___ DATA LINES ___
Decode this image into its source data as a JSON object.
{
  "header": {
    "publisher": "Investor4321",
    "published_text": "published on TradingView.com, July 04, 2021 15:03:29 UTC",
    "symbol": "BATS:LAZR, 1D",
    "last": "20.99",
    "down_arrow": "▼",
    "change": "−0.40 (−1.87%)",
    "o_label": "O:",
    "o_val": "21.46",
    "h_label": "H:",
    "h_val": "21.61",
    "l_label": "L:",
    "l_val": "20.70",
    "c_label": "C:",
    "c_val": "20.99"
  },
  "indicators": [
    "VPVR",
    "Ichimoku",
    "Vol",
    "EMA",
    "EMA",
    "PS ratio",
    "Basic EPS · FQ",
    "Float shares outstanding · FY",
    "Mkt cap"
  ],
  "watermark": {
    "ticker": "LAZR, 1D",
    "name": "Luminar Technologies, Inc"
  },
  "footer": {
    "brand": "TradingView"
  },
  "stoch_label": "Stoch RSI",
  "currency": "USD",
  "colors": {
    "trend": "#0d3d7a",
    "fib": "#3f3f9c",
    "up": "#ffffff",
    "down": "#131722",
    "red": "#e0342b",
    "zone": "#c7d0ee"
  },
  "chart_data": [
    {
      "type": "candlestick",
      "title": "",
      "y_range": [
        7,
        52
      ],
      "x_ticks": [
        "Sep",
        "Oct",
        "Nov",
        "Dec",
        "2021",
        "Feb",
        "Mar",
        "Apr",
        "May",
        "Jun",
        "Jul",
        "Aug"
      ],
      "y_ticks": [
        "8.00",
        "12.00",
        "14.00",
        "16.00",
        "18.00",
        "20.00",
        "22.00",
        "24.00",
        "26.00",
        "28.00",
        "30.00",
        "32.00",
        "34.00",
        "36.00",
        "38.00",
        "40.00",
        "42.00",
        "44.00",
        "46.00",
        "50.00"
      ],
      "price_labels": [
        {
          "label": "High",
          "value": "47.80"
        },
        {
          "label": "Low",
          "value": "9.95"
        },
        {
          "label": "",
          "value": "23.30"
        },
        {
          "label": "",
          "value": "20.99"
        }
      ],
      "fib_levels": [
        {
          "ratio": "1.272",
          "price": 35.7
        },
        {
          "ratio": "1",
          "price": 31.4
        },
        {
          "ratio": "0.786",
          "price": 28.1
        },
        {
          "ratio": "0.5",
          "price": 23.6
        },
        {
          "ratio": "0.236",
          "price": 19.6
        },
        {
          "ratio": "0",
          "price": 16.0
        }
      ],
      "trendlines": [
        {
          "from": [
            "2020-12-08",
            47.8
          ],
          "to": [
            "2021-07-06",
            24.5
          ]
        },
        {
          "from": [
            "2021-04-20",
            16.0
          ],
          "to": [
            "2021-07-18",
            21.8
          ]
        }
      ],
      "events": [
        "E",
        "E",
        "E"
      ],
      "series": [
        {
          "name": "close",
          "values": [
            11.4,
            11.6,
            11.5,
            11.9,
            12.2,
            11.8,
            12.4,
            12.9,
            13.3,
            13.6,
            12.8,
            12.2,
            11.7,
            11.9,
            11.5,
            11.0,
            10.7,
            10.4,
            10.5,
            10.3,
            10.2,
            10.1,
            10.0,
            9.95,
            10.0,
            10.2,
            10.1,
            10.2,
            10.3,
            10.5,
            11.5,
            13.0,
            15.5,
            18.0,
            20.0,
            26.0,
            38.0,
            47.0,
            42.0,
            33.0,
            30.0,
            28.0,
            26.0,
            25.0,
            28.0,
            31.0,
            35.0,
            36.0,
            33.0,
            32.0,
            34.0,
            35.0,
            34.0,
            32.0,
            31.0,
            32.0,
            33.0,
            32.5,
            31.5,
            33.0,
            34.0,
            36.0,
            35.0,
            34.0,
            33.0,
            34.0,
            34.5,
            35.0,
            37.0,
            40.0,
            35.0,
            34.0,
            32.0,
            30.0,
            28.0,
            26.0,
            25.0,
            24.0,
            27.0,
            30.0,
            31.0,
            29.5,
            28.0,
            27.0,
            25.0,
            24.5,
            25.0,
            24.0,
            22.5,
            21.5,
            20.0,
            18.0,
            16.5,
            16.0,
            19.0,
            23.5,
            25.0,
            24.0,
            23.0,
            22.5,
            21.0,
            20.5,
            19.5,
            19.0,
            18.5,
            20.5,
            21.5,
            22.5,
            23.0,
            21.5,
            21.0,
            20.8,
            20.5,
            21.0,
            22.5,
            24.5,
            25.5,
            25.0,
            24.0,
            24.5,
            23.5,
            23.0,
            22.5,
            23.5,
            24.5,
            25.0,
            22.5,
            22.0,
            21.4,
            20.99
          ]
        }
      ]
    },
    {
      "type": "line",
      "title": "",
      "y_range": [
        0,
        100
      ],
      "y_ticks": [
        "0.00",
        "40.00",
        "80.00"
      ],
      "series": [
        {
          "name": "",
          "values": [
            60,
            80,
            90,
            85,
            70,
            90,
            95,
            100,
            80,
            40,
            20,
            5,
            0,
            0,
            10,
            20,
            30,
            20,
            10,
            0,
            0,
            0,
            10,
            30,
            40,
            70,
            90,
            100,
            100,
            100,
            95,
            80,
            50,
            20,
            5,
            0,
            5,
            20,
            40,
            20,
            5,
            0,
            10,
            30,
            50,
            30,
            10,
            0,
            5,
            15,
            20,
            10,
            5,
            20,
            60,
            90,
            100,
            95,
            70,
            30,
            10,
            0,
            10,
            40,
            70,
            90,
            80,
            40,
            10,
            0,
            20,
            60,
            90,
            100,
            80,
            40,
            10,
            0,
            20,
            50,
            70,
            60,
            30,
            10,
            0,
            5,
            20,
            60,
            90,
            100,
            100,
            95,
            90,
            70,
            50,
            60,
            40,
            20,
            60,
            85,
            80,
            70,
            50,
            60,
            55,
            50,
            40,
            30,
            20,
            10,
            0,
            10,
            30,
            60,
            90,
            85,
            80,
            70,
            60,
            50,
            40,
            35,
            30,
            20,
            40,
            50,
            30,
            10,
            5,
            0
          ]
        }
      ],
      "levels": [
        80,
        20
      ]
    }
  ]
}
___
(EXERCISE REQUIREMENTS) Each record above should be returned exactly as it appears.

(FULL OUTPUT)
Decode this image into its source data as a JSON object.
{
  "header": {
    "publisher": "Investor4321",
    "published_text": "published on TradingView.com, July 04, 2021 15:03:29 UTC",
    "symbol": "BATS:LAZR, 1D",
    "last": "20.99",
    "down_arrow": "▼",
    "change": "−0.40 (−1.87%)",
    "o_label": "O:",
    "o_val": "21.46",
    "h_label": "H:",
    "h_val": "21.61",
    "l_label": "L:",
    "l_val": "20.70",
    "c_label": "C:",
    "c_val": "20.99"
  },
  "indicators": [
    "VPVR",
    "Ichimoku",
    "Vol",
    "EMA",
    "EMA",
    "PS ratio",
    "Basic EPS · FQ",
    "Float shares outstanding · FY",
    "Mkt cap"
  ],
  "watermark": {
    "ticker": "LAZR, 1D",
    "name": "Luminar Technologies, Inc"
  },
  "footer": {
    "brand": "TradingView"
  },
  "stoch_label": "Stoch RSI",
  "currency": "USD",
  "colors": {
    "trend": "#0d3d7a",
    "fib": "#3f3f9c",
    "up": "#ffffff",
    "down": "#131722",
    "red": "#e0342b",
    "zone": "#c7d0ee"
  },
  "chart_data": [
    {
      "type": "candlestick",
      "title": "",
      "y_range": [
        7,
        52
      ],
      "x_ticks": [
        "Sep",
        "Oct",
        "Nov",
        "Dec",
        "2021",
        "Feb",
        "Mar",
        "Apr",
        "May",
        "Jun",
        "Jul",
        "Aug"
      ],
      "y_ticks": [
        "8.00",
        "12.00",
        "14.00",
        "16.00",
        "18.00",
        "20.00",
        "22.00",
        "24.00",
        "26.00",
        "28.00",
        "30.00",
        "32.00",
        "34.00",
        "36.00",
        "38.00",
        "40.00",
        "42.00",
        "44.00",
        "46.00",
        "50.00"
      ],
      "price_labels": [
        {
          "label": "High",
          "value": "47.80"
        },
        {
          "label": "Low",
          "value": "9.95"
        },
        {
          "label": "",
          "value": "23.30"
        },
        {
          "label": "",
          "value": "20.99"
        }
      ],
      "fib_levels": [
        {
          "ratio": "1.272",
          "price": 35.7
        },
        {
          "ratio": "1",
          "price": 31.4
        },
        {
          "ratio": "0.786",
          "price": 28.1
        },
        {
          "ratio": "0.5",
          "price": 23.6
        },
        {
          "ratio": "0.236",
          "price": 19.6
        },
        {
          "ratio": "0",
          "price": 16.0
        }
      ],
      "trendlines": [
        {
          "from": [
            "2020-12-08",
            47.8
          ],
          "to": [
            "2021-07-06",
            24.5
          ]
        },
        {
          "from": [
            "2021-04-20",
            16.0
          ],
          "to": [
            "2021-07-18",
            21.8
          ]
        }
      ],
      "events": [
        "E",
        "E",
        "E"
      ],
      "series": [
        {
          "name": "close",
          "values": [
            11.4,
            11.6,
            11.5,
            11.9,
            12.2,
            11.8,
            12.4,
            12.9,
            13.3,
            13.6,
            12.8,
            12.2,
            11.7,
            11.9,
            11.5,
            11.0,
            10.7,
            10.4,
            10.5,
            10.3,
            10.2,
            10.1,
            10.0,
            9.95,
            10.0,
            10.2,
            10.1,
            10.2,
            10.3,
            10.5,
            11.5,
            13.0,
            15.5,
            18.0,
            20.0,
            26.0,
            38.0,
            47.0,
            42.0,
            33.0,
            30.0,
            28.0,
            26.0,
            25.0,
            28.0,
            31.0,
            35.0,
            36.0,
            33.0,
            32.0,
            34.0,
            35.0,
            34.0,
            32.0,
            31.0,
            32.0,
            33.0,
            32.5,
            31.5,
            33.0,
            34.0,
            36.0,
            35.0,
            34.0,
            33.0,
            34.0,
            34.5,
            35.0,
            37.0,
            40.0,
            35.0,
            34.0,
            32.0,
            30.0,
            28.0,
            26.0,
            25.0,
            24.0,
            27.0,
            30.0,
            31.0,
            29.5,
            28.0,
            27.0,
            25.0,
            24.5,
            25.0,
            24.0,
            22.5,
            21.5,
            20.0,
            18.0,
            16.5,
            16.0,
            19.0,
            23.5,
            25.0,
            24.0,
            23.0,
            22.5,
            21.0,
            20.5,
            19.5,
            19.0,
            18.5,
            20.5,
            21.5,
            22.5,
            23.0,
            21.5,
            21.0,
            20.8,
            20.5,
            21.0,
            22.5,
            24.5,
            25.5,
            25.0,
            24.0,
            24.5,
            23.5,
            23.0,
            22.5,
            23.5,
            24.5,
            25.0,
            22.5,
            22.0,
            21.4,
            20.99
          ]
        }
      ]
    },
    {
      "type": "line",
      "title": "",
      "y_range": [
        0,
        100
      ],
      "y_ticks": [
        "0.00",
        "40.00",
        "80.00"
      ],
      "series": [
        {
          "name": "",
          "values": [
            60,
            80,
            90,
            85,
            70,
            90,
            95,
            100,
            80,
            40,
            20,
            5,
            0,
            0,
            10,
            20,
            30,
            20,
            10,
            0,
            0,
            0,
            10,
            30,
            40,
            70,
            90,
            100,
            100,
            100,
            95,
            80,
            50,
            20,
            5,
            0,
            5,
            20,
            40,
            20,
            5,
            0,
            10,
            30,
            50,
            30,
            10,
            0,
            5,
            15,
            20,
            10,
            5,
            20,
            60,
            90,
            100,
            95,
            70,
            30,
            10,
            0,
            10,
            40,
            70,
            90,
            80,
            40,
            10,
            0,
            20,
            60,
            90,
            100,
            80,
            40,
            10,
            0,
            20,
            50,
            70,
            60,
            30,
            10,
            0,
            5,
            20,
            60,
            90,
            100,
            100,
            95,
            90,
            70,
            50,
            60,
            40,
            20,
            60,
            85,
            80,
            70,
            50,
            60,
            55,
            50,
            40,
            30,
            20,
            10,
            0,
            10,
            30,
            60,
            90,
            85,
            80,
            70,
            60,
            50,
            40,
            35,
            30,
            20,
            40,
            50,
            30,
            10,
            5,
            0
          ]
        }
      ],
      "levels": [
        80,
        20
      ]
    }
  ]
}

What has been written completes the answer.